Write out exactly the lines from the one containing "What's the underlying" through the last line of the records below, both included, and leave out any pictures.

### [TASK INPUT]
——————

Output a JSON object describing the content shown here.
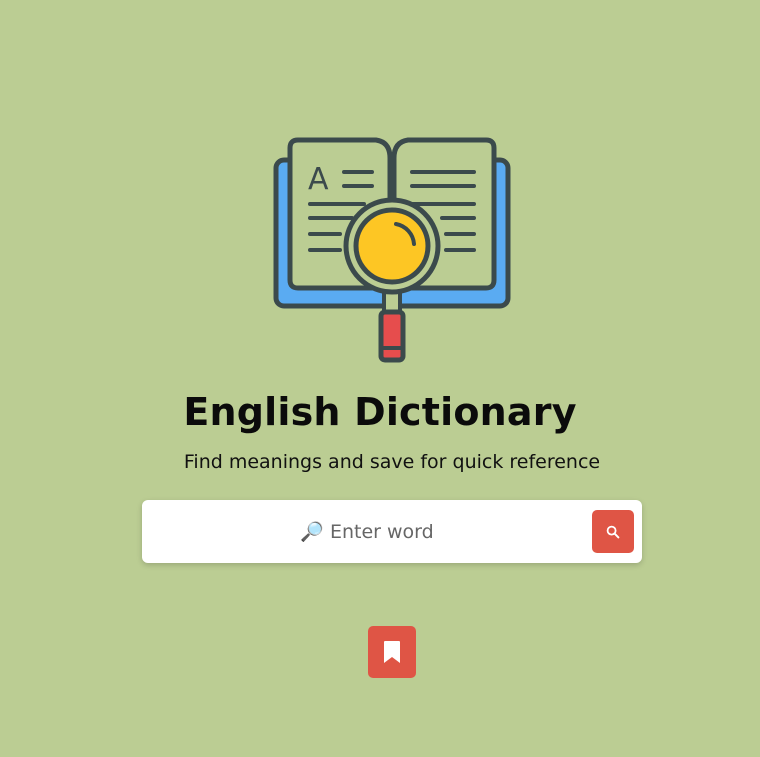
{
  "header": {
    "title": "English Dictionary",
    "subtitle": "Find meanings and save for quick reference"
  },
  "search": {
    "placeholder": "🔎 Enter word",
    "value": "",
    "button_icon": "search-icon"
  },
  "bookmarks": {
    "button_icon": "bookmark-icon"
  },
  "logo": {
    "icon": "dictionary-book-magnifier-icon",
    "letter": "A"
  },
  "colors": {
    "background": "#bbcd93",
    "accent": "#df5545",
    "book_cover": "#5aabf2",
    "lens": "#fdc624",
    "outline": "#3b4a4c"
  }
}
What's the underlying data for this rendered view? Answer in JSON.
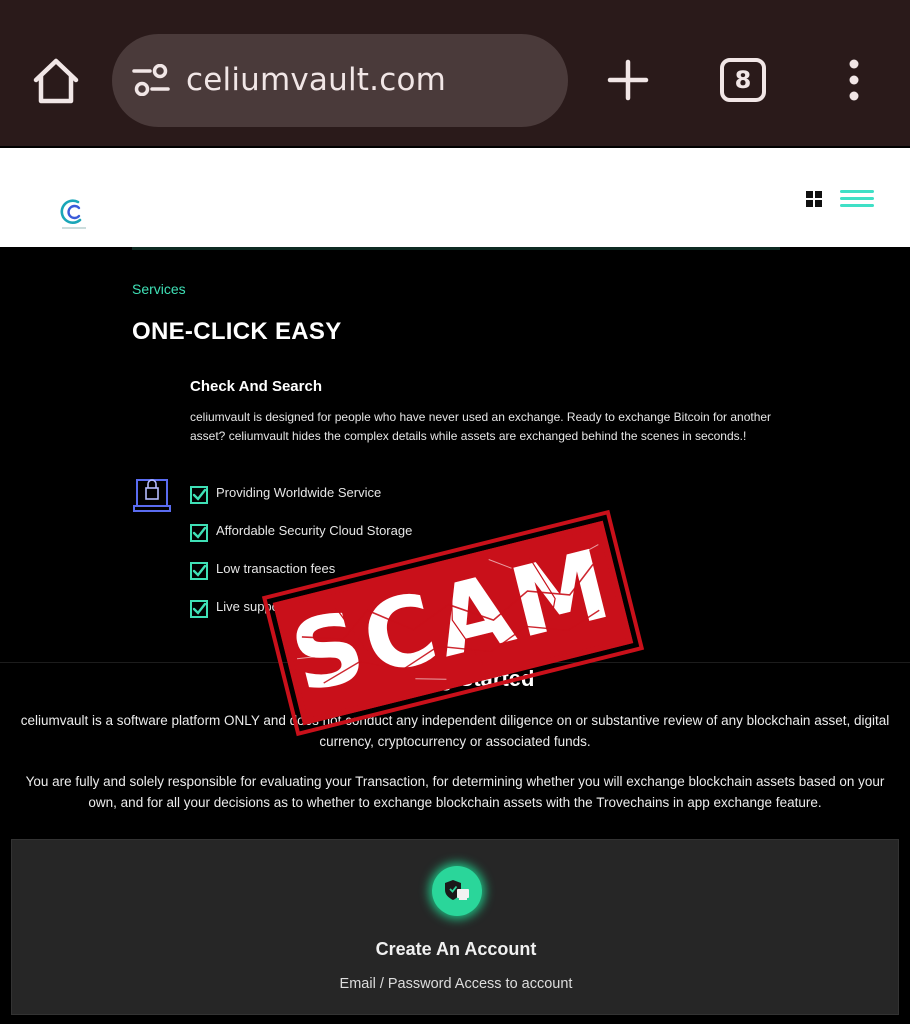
{
  "browser": {
    "url": "celiumvault.com",
    "tab_count": "8",
    "icons": [
      "home-icon",
      "site-settings-icon",
      "new-tab-icon",
      "tab-switcher-icon",
      "more-menu-icon"
    ]
  },
  "header": {
    "logo_icon": "celiumvault-logo",
    "icons": [
      "grid-icon",
      "hamburger-menu-icon"
    ]
  },
  "services": {
    "label": "Services",
    "title": "ONE-CLICK EASY",
    "feature": {
      "title": "Check And Search",
      "description": "celiumvault is designed for people who have never used an exchange. Ready to exchange Bitcoin for another asset? celiumvault hides the complex details while assets are exchanged behind the scenes in seconds.!"
    },
    "checklist": [
      {
        "label": "Providing Worldwide Service"
      },
      {
        "label": "Affordable Security Cloud Storage"
      },
      {
        "label": "Low transaction fees"
      },
      {
        "label": "Live support"
      }
    ]
  },
  "getting_started": {
    "title": "Getting Started",
    "paragraph_1": "celiumvault is a software platform ONLY and does not conduct any independent diligence on or substantive review of any blockchain asset, digital currency, cryptocurrency or associated funds.",
    "paragraph_2": "You are fully and solely responsible for evaluating your Transaction, for determining whether you will exchange blockchain assets based on your own, and for all your decisions as to whether to exchange blockchain assets with the Trovechains in app exchange feature."
  },
  "account_card": {
    "title": "Create An Account",
    "subtitle": "Email / Password Access to account"
  },
  "stamp": {
    "text": "SCAM"
  },
  "colors": {
    "accent": "#3fe0b6",
    "stamp_red": "#c9101a",
    "chrome_bg": "#2a1a1a"
  }
}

——————

### [RESULT FOR THIS EXERCISE]
What's the underlying data for this rendered view? Answer in JSON.
{
  "browser": {
    "url": "celiumvault.com",
    "tab_count": "8",
    "icons": [
      "home-icon",
      "site-settings-icon",
      "new-tab-icon",
      "tab-switcher-icon",
      "more-menu-icon"
    ]
  },
  "header": {
    "logo_icon": "celiumvault-logo",
    "icons": [
      "grid-icon",
      "hamburger-menu-icon"
    ]
  },
  "services": {
    "label": "Services",
    "title": "ONE-CLICK EASY",
    "feature": {
      "title": "Check And Search",
      "description": "celiumvault is designed for people who have never used an exchange. Ready to exchange Bitcoin for another asset? celiumvault hides the complex details while assets are exchanged behind the scenes in seconds.!"
    },
    "checklist": [
      {
        "label": "Providing Worldwide Service"
      },
      {
        "label": "Affordable Security Cloud Storage"
      },
      {
        "label": "Low transaction fees"
      },
      {
        "label": "Live support"
      }
    ]
  },
  "getting_started": {
    "title": "Getting Started",
    "paragraph_1": "celiumvault is a software platform ONLY and does not conduct any independent diligence on or substantive review of any blockchain asset, digital currency, cryptocurrency or associated funds.",
    "paragraph_2": "You are fully and solely responsible for evaluating your Transaction, for determining whether you will exchange blockchain assets based on your own, and for all your decisions as to whether to exchange blockchain assets with the Trovechains in app exchange feature."
  },
  "account_card": {
    "title": "Create An Account",
    "subtitle": "Email / Password Access to account"
  },
  "stamp": {
    "text": "SCAM"
  },
  "colors": {
    "accent": "#3fe0b6",
    "stamp_red": "#c9101a",
    "chrome_bg": "#2a1a1a"
  }
}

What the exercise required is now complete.